== Extrait de texte ==
– « Les pulsions nous mènent là où il y a des enfants, là on pourra avoir un rôle protecteur, amical et éducatif pour eux… » – Adrien, 32 ans

Lorsque les citoyens découvrent les affaires de pédophilie traitées dans les médias, ils ont souvent cette inquiétude qui s’exprime par : « Encore un qui travaille auprès des enfants !!! »

Les pédophiles ont besoin de cette proximité avec leurs victimes, d’évoluer dans un contexte «juvénile» ou bien auprès d’un jeune pour lequel ils éprouvent une attirance. En cela, les enfants sont partout : dans la rue, les parcs de jeux, les centres aérés, les écoles, etc… Les prédateurs choisissent-ils réellement des institutions qui les rapprochent des enfants ? Leurs activités prédatrices en sont-elles décuplées ? Abordons ce thème tabou afin de mieux cerner cette problématique sociétale.

Pourquoi les organisations officielles ?

Tout d’abord, il est impératif de cesser de nier l’existence des pédophiles, que ce soit dans la société ou au sein des institutions. Ce déni est une des bases du problème. Le déni est fatal aux victimes actuelles et celles à venir et s’avère dangereux pour tous les autres protagonistes : familles, organismes et agresseurs… Nier, c’est refuser d’admettre ! Ne pas admettre, c’est ne pas parler et donc passer sous silence ce que l’on sait ou ce que l’on voit ! Ainsi ce silence absolu permet à l’auteur des faits de récidiver comme bon lui semble…

Dès lors, toute infrastructure officielle ou non, peut permettre aux prédateurs :

  1. d’exploiter des victimes potentielles
  2. de recevoir une rémunération si ces derniers sont embauchés dans une structure professionnelle

Outre la proximité avec les enfants, évoluer dans des institutions apporte une légitimité au fait de se mouvoir au milieu des jeunes. D’autre part, cela « facilite » le contact et permet au prédateur de prendre son temps pour tisser un lien avec sa future proie. A partir de là, il a accès à des détails personnels, plus difficiles à obtenir autrement.
===
### Consigne 1
Reproduisez fidèlement le passage de l'extrait qui commence aux mots « Les pédophiles ont » et s'arrête après « organisations officielles ? ».
### Consigne 2
D'après l'extrait, quelles sont les deux choses que toute infrastructure, officielle ou non, peut permettre aux prédateurs ?
== Lignes de données ==
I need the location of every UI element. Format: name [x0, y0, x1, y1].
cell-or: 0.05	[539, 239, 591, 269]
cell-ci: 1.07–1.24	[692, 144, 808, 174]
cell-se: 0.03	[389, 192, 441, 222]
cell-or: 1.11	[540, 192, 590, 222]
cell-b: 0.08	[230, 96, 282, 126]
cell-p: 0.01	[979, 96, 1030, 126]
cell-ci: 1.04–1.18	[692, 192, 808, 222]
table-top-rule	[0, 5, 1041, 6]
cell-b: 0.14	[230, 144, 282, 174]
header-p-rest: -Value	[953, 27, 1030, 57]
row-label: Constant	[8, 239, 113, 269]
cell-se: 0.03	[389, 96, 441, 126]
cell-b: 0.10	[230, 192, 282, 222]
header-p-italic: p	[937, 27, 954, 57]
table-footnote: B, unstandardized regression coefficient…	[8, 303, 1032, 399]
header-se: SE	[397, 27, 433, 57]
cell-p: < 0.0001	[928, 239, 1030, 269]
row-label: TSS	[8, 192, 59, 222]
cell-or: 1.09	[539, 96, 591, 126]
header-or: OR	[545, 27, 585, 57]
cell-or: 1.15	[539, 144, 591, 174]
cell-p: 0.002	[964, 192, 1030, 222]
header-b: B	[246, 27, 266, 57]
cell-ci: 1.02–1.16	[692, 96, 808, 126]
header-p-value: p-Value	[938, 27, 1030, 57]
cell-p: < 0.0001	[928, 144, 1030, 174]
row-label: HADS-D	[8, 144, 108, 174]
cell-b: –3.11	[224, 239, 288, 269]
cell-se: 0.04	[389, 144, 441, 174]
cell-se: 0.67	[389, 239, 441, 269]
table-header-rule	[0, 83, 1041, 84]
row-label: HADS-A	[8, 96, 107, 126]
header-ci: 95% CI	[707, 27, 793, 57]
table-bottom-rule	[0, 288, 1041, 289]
===
### Solution complète 1
Les pédophiles ont besoin de cette proximité avec leurs victimes, d’évoluer dans un contexte «juvénile» ou bien auprès d’un jeune pour lequel ils éprouvent une attirance. En cela, les enfants sont partout : dans la rue, les parcs de jeux, les centres aérés, les écoles, etc… Les prédateurs choisissent-ils réellement des institutions qui les rapprochent des enfants ? Leurs activités prédatrices en sont-elles décuplées ? Abordons ce thème tabou afin de mieux cerner cette problématique sociétale.

Pourquoi les organisations officielles ?

### Solution complète 2
Exploiter des victimes potentielles et recevoir une rémunération s'ils sont embauchés dans une structure professionnelle.